=== INPUT ===

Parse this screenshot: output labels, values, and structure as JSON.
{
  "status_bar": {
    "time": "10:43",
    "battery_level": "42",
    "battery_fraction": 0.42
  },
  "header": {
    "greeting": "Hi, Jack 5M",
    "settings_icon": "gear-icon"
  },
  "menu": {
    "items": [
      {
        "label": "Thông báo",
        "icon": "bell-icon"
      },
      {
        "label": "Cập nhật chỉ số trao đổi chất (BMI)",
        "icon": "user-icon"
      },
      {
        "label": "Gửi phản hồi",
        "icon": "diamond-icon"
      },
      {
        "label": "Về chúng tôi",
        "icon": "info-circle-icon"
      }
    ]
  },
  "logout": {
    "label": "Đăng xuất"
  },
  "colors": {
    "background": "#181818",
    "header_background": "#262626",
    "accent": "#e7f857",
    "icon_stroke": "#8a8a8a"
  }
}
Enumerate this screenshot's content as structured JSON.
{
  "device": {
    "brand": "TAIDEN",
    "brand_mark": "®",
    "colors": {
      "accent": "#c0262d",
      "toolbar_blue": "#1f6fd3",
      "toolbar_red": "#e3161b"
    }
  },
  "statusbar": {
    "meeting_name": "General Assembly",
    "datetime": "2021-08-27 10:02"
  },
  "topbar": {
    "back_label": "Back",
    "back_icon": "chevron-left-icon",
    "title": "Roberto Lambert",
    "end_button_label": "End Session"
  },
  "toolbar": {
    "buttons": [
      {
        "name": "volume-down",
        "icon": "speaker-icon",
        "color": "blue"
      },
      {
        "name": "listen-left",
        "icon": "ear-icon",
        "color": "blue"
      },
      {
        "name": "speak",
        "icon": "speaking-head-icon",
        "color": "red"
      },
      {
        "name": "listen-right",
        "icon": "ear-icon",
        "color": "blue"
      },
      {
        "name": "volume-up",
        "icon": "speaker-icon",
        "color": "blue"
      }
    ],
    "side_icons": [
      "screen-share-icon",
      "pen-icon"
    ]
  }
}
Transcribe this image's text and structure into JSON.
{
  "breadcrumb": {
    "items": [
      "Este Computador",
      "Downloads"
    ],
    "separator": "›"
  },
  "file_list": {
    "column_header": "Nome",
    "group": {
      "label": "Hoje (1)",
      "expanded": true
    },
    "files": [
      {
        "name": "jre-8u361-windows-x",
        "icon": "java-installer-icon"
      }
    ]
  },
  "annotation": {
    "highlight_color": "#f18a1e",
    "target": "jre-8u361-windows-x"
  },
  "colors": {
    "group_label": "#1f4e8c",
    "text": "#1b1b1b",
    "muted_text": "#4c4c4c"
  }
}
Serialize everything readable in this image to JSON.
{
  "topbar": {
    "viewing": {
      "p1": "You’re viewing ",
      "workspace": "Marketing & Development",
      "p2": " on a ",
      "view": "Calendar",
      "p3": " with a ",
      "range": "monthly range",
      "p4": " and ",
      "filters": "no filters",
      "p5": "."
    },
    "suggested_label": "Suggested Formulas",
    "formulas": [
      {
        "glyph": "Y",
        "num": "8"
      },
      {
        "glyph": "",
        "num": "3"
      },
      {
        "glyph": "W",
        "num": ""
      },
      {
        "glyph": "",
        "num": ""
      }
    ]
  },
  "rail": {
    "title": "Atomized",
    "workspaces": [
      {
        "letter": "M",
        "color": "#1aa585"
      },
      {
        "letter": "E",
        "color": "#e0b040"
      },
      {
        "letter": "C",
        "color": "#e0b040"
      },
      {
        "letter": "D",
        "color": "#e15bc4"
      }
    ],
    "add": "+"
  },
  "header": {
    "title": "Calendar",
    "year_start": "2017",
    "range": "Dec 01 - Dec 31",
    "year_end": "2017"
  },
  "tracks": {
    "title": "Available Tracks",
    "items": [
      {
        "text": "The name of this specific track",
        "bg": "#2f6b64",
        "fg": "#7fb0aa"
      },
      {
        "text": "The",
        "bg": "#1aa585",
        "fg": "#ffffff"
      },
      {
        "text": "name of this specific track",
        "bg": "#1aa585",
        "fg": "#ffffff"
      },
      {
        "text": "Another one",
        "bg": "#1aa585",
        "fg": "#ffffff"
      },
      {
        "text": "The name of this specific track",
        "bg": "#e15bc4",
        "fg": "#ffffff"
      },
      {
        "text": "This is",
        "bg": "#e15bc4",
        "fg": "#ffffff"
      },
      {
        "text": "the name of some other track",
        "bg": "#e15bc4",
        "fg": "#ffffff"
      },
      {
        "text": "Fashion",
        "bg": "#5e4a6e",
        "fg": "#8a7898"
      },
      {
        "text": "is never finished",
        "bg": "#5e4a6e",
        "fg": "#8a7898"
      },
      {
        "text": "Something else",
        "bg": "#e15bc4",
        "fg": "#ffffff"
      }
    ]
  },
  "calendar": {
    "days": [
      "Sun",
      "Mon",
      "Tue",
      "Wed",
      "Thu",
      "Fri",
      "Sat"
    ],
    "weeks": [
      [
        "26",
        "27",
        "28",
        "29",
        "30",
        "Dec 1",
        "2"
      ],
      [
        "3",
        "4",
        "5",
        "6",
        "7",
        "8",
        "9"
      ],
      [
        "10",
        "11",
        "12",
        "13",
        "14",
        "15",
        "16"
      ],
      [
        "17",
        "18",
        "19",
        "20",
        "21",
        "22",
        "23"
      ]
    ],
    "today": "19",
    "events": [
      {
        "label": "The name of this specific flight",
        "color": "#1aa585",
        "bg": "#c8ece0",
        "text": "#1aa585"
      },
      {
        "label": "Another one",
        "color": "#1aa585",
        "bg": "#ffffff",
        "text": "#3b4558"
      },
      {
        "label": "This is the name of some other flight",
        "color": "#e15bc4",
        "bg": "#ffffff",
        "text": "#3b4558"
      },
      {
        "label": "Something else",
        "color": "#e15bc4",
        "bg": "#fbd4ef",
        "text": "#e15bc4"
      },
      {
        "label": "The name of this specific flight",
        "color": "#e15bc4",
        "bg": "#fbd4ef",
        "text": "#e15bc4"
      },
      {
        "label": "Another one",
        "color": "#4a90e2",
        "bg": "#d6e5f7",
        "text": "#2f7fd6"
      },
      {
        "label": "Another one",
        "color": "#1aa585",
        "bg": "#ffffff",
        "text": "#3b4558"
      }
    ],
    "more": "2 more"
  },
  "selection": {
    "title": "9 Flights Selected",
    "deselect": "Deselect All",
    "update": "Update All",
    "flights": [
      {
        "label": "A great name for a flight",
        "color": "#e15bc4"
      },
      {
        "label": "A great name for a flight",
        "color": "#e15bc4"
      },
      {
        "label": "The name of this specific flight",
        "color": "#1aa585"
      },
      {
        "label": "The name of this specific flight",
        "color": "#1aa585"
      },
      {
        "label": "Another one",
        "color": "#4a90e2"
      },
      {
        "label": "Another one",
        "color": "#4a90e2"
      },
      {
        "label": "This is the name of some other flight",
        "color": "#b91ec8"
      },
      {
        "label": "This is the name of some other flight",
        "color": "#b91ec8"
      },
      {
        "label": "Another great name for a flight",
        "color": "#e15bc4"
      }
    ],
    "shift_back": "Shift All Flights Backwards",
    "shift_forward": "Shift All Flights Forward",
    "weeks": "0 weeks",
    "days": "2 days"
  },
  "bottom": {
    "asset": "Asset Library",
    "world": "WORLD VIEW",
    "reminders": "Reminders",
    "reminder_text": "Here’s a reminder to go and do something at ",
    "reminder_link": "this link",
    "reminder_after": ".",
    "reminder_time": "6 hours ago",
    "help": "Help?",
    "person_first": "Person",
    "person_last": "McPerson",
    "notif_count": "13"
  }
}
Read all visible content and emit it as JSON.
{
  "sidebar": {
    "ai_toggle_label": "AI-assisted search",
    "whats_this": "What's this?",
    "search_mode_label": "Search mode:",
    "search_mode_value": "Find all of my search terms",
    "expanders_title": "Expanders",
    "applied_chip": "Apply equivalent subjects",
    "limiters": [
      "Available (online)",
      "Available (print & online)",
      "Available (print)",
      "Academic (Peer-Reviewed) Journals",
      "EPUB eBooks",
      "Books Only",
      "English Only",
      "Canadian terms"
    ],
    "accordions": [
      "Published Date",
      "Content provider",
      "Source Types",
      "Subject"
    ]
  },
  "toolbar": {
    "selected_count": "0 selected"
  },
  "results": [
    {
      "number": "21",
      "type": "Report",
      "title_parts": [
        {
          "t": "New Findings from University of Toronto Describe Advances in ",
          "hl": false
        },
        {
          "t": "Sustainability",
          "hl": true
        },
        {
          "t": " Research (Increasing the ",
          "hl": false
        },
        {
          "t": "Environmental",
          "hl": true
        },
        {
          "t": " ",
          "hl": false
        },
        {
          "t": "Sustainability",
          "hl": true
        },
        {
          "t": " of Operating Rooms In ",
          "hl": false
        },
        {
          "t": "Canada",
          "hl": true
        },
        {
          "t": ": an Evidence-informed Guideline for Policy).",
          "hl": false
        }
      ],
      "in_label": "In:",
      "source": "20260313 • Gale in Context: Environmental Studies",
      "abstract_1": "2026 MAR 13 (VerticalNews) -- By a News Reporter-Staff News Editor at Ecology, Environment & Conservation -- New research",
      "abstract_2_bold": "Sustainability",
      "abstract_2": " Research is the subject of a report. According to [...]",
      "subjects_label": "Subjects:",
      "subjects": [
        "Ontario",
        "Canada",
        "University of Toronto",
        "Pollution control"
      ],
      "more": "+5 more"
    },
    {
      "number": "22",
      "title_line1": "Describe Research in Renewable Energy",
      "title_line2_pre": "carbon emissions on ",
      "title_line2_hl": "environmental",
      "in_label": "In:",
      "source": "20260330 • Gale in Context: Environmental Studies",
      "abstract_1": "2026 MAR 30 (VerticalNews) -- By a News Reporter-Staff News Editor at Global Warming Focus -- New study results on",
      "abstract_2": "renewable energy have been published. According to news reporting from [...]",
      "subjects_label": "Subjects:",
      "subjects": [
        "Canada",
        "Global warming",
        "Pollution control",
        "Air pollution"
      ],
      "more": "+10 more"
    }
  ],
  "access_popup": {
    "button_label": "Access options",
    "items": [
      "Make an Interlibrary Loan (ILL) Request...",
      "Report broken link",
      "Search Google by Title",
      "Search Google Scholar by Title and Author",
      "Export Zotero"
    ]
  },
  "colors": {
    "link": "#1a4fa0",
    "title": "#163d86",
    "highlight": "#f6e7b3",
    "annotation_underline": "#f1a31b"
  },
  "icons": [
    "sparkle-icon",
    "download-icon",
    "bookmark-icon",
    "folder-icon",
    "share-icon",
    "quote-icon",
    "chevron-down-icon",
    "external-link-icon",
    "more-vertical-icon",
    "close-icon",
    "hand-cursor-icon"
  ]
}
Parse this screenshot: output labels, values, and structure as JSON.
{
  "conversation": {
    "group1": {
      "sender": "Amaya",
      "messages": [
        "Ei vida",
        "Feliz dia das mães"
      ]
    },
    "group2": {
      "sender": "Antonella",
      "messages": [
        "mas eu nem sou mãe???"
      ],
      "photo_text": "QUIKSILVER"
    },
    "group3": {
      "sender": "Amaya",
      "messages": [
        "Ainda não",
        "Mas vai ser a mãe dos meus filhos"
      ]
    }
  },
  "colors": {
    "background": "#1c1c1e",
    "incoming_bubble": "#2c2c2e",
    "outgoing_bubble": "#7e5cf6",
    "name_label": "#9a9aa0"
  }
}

===

**STATED EXERCISE:**
Scan the entries above and work out how many lines include the word "link"; the reply is that number alone.

**EXERCISE SOLUTION:**
4